═════ SELECTED EXTRACT

Riddled with drug abuse, violence, and prostitution, many of the homeless shelters currently operating in the greater Vancouver area are in a less than ideal state. Coupled with a lack of adequate housing numbers to accommodate the estimated three thousand, “visible homeless,” inhabiting our city, this has brought considerable attention to the issue of homelessness in the anticipatory lead-up to the 2010 Olympic Games.
Clad in a grimy pair of khakis and torn track jacket, a man who solely identified himself as Jay embodies the impoverished and beleaguered citizens who comprise this statistic. Offering his own opinion of government tactics in relation to homelessness, he wryly states, “They just want us out of their way … they want to put you somewhere where no one’s going to talk to you or take pictures of you.” This statement echoes the sentiments of some Vancouver residents who believe that the rolling economic might of the Olympics will sweep aside arguably more pressing social issues.

══════════

▶ _TO BE DONE_:
1: According to the passage on Vancouver homelessness, how many "visible homeless" are estimated to live in the city?
2: Echo the part of the entries that opens with their first line and closes with the line containing "day-label-mon[interactable]: Mon (158, 81, 184, 93)", including both of those lines.
The passage on homelessness and the entries that follow it have no connection to each other.

═════ DATA LISTING

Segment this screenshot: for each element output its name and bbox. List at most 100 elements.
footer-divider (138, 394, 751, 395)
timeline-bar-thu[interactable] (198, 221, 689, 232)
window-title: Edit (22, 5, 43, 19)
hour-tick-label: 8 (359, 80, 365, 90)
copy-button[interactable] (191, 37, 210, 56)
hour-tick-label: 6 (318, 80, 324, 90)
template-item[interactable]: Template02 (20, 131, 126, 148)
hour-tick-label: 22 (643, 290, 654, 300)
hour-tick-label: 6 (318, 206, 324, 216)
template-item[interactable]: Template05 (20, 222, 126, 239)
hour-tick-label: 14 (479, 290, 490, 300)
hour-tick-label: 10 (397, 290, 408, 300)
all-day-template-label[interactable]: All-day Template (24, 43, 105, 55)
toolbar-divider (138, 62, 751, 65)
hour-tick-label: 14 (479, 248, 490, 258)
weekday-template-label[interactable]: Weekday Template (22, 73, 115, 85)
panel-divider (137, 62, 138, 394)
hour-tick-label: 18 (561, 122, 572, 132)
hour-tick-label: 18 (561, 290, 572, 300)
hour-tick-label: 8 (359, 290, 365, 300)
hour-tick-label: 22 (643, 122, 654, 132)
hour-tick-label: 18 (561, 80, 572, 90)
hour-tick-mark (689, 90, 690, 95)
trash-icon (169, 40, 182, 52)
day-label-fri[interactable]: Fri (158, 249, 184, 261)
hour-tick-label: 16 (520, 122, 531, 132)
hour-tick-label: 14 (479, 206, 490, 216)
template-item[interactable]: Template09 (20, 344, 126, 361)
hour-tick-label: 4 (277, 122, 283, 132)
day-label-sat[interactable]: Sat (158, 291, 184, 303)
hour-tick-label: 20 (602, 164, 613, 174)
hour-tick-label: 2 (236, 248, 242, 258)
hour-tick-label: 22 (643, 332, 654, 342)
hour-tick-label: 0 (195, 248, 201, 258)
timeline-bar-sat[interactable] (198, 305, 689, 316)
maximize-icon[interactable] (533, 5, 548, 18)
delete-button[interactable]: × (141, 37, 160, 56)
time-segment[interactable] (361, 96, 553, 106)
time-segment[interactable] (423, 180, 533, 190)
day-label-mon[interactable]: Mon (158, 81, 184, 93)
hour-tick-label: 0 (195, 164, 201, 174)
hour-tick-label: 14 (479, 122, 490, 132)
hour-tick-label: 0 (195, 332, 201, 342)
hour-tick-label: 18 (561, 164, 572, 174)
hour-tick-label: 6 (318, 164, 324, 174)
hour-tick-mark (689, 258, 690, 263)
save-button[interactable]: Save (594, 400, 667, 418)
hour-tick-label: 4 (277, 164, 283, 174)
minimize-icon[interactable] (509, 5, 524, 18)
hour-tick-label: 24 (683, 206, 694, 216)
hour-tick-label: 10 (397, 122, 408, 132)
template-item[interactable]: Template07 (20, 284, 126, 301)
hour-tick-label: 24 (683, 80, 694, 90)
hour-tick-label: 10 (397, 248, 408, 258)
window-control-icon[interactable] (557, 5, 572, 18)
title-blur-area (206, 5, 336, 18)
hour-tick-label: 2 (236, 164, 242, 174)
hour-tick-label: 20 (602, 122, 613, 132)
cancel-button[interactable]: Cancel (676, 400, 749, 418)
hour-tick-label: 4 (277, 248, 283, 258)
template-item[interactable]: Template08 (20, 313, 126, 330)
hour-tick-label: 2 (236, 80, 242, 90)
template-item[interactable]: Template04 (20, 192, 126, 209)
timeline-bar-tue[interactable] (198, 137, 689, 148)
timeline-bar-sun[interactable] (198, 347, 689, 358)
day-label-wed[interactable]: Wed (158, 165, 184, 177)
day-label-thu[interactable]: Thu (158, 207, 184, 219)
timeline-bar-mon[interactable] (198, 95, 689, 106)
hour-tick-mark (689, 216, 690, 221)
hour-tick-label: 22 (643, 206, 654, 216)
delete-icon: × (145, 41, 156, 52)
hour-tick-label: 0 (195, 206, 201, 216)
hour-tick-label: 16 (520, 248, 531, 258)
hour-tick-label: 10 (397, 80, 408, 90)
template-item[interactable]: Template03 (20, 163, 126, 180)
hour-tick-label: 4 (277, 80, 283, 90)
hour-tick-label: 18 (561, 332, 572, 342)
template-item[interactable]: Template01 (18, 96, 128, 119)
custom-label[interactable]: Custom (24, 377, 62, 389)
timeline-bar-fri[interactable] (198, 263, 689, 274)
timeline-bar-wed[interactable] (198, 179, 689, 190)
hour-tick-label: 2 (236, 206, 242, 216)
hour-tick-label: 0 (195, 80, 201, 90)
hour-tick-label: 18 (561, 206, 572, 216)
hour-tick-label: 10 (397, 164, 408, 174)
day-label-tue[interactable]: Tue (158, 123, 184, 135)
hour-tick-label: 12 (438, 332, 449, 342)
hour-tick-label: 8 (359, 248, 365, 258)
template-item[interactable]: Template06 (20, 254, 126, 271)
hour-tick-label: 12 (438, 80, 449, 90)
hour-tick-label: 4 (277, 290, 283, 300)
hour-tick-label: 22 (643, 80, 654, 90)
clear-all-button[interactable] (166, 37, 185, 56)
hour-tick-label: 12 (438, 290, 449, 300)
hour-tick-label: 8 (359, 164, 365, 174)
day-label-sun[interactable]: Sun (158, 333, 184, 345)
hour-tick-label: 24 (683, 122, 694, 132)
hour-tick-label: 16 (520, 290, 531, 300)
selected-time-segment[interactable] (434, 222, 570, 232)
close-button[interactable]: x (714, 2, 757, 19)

══════════

▶ _ANSWERS TO THE PROBLEMS_:
1: An estimated three thousand.

2:
Segment this screenshot: for each element output its name and bbox. List at most 100 elements.
footer-divider (138, 394, 751, 395)
timeline-bar-thu[interactable] (198, 221, 689, 232)
window-title: Edit (22, 5, 43, 19)
hour-tick-label: 8 (359, 80, 365, 90)
copy-button[interactable] (191, 37, 210, 56)
hour-tick-label: 6 (318, 80, 324, 90)
template-item[interactable]: Template02 (20, 131, 126, 148)
hour-tick-label: 22 (643, 290, 654, 300)
hour-tick-label: 6 (318, 206, 324, 216)
template-item[interactable]: Template05 (20, 222, 126, 239)
hour-tick-label: 14 (479, 290, 490, 300)
hour-tick-label: 10 (397, 290, 408, 300)
all-day-template-label[interactable]: All-day Template (24, 43, 105, 55)
toolbar-divider (138, 62, 751, 65)
hour-tick-label: 14 (479, 248, 490, 258)
weekday-template-label[interactable]: Weekday Template (22, 73, 115, 85)
panel-divider (137, 62, 138, 394)
hour-tick-label: 18 (561, 122, 572, 132)
hour-tick-label: 18 (561, 290, 572, 300)
hour-tick-label: 8 (359, 290, 365, 300)
hour-tick-label: 22 (643, 122, 654, 132)
hour-tick-label: 18 (561, 80, 572, 90)
hour-tick-mark (689, 90, 690, 95)
trash-icon (169, 40, 182, 52)
day-label-fri[interactable]: Fri (158, 249, 184, 261)
hour-tick-label: 16 (520, 122, 531, 132)
hour-tick-label: 14 (479, 206, 490, 216)
template-item[interactable]: Template09 (20, 344, 126, 361)
hour-tick-label: 4 (277, 122, 283, 132)
day-label-sat[interactable]: Sat (158, 291, 184, 303)
hour-tick-label: 20 (602, 164, 613, 174)
hour-tick-label: 2 (236, 248, 242, 258)
hour-tick-label: 22 (643, 332, 654, 342)
hour-tick-label: 0 (195, 248, 201, 258)
timeline-bar-sat[interactable] (198, 305, 689, 316)
maximize-icon[interactable] (533, 5, 548, 18)
delete-button[interactable]: × (141, 37, 160, 56)
time-segment[interactable] (361, 96, 553, 106)
time-segment[interactable] (423, 180, 533, 190)
day-label-mon[interactable]: Mon (158, 81, 184, 93)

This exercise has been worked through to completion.